Challenge |
Look for the string "mars" in the lines and copy each line that has it.

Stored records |
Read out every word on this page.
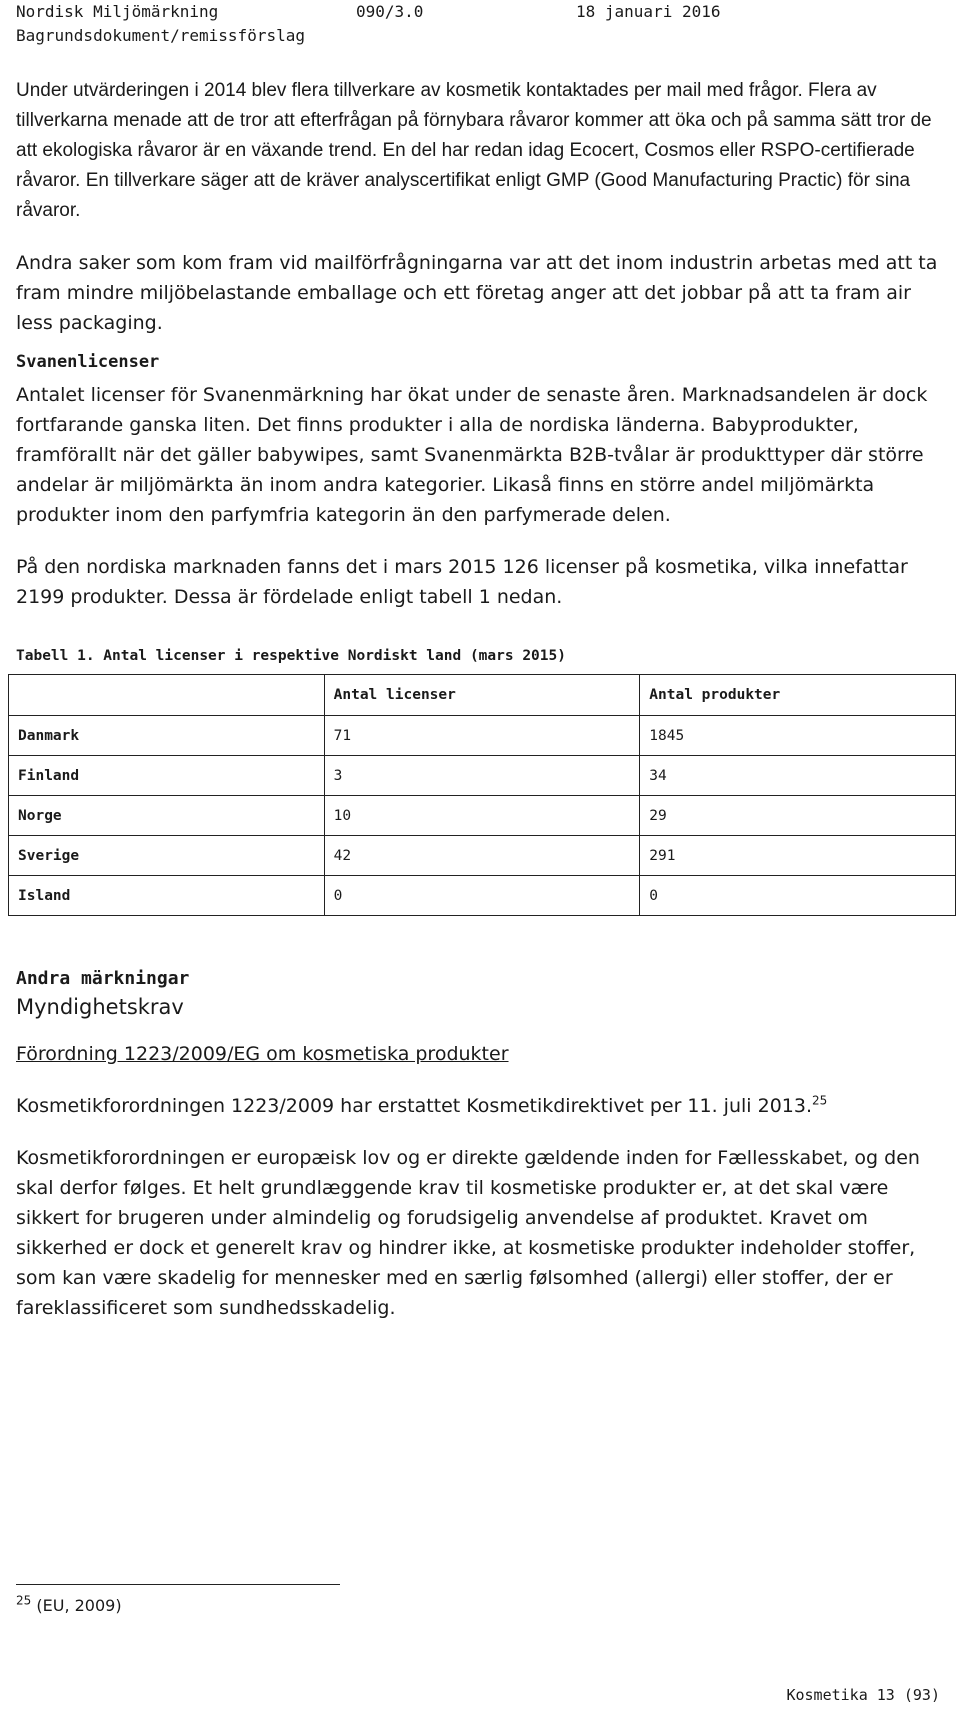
Nordisk Miljömärkning	090/3.0	18 januari 2016
Bagrundsdokument/remissförslag

Under utvärderingen i 2014 blev flera tillverkare av kosmetik kontaktades per mail med frågor. Flera av tillverkarna menade att de tror att efterfrågan på förnybara råvaror kommer att öka och på samma sätt tror de att ekologiska råvaror är en växande trend. En del har redan idag Ecocert, Cosmos eller RSPO-certifierade råvaror. En tillverkare säger att de kräver analyscertifikat enligt GMP (Good Manufacturing Practic) för sina råvaror.

Andra saker som kom fram vid mailförfrågningarna var att det inom industrin arbetas med att ta fram mindre miljöbelastande emballage och ett företag anger att det jobbar på att ta fram air less packaging.

Svanenlicenser

Antalet licenser för Svanenmärkning har ökat under de senaste åren. Marknadsandelen är dock fortfarande ganska liten. Det finns produkter i alla de nordiska länderna. Babyprodukter, framförallt när det gäller babywipes, samt Svanenmärkta B2B-tvålar är produkttyper där större andelar är miljömärkta än inom andra kategorier. Likaså finns en större andel miljömärkta produkter inom den parfymfria kategorin än den parfymerade delen.

På den nordiska marknaden fanns det i mars 2015 126 licenser på kosmetika, vilka innefattar 2199 produkter. Dessa är fördelade enligt tabell 1 nedan.

Tabell 1. Antal licenser i respektive Nordiskt land (mars 2015)
	Antal licenser	Antal produkter
Danmark	71	1845
Finland	3	34
Norge	10	29
Sverige	42	291
Island	0	0
Andra märkningar
Myndighetskrav
Förordning 1223/2009/EG om kosmetiska produkter

Kosmetikforordningen 1223/2009 har erstattet Kosmetikdirektivet per 11. juli 2013.25

Kosmetikforordningen er europæisk lov og er direkte gældende inden for Fællesskabet, og den skal derfor følges. Et helt grundlæggende krav til kosmetiske produkter er, at det skal være sikkert for brugeren under almindelig og forudsigelig anvendelse af produktet. Kravet om sikkerhed er dock et generelt krav og hindrer ikke, at kosmetiske produkter indeholder stoffer, som kan være skadelig for mennesker med en særlig følsomhed (allergi) eller stoffer, der er fareklassificeret som sundhedsskadelig.

$^{25}$ (EU, 2009)
Kosmetika 13 (93)
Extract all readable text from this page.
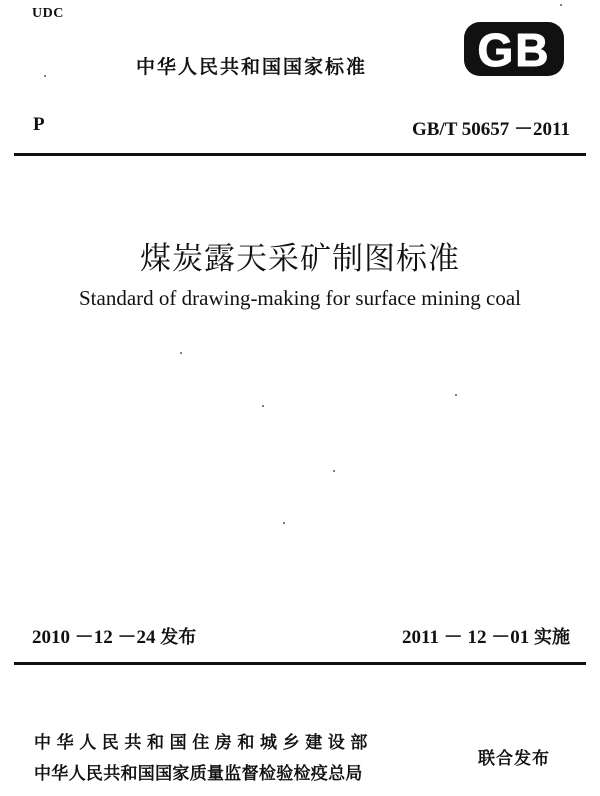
UDC
中华人民共和国国家标准 GB
P	GB/T 50657 －2011
煤炭露天采矿制图标准
Standard of drawing-making for surface mining coal
2010 －12 －24 发布	2011 － 12 －01 实施
中华人民共和国住房和城乡建设部
中华人民共和国国家质量监督检验检疫总局
联合发布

Solution |
På den nordiska marknaden fanns det i mars 2015 126 licenser på kosmetika, vilka innefattar 2199 produkter. Dessa är fördelade enligt tabell 1 nedan.
Tabell 1. Antal licenser i respektive Nordiskt land (mars 2015)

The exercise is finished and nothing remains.